▶ _STATED EXERCISE_: The records should be written out in full, with nothing altered.

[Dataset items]
** begin **
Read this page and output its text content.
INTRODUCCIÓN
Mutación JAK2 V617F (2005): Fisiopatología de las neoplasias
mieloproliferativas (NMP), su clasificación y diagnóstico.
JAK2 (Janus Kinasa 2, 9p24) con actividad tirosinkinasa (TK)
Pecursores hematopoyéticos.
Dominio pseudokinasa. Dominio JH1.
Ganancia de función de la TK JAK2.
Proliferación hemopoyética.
** end **
▶ _EXERCISE RESULT_:
Read this page and output its text content.
INTRODUCCIÓN
Mutación JAK2 V617F (2005): Fisiopatología de las neoplasias
mieloproliferativas (NMP), su clasificación y diagnóstico.
JAK2 (Janus Kinasa 2, 9p24) con actividad tirosinkinasa (TK)
Pecursores hematopoyéticos.
Dominio pseudokinasa. Dominio JH1.
Ganancia de función de la TK JAK2.
Proliferación hemopoyética.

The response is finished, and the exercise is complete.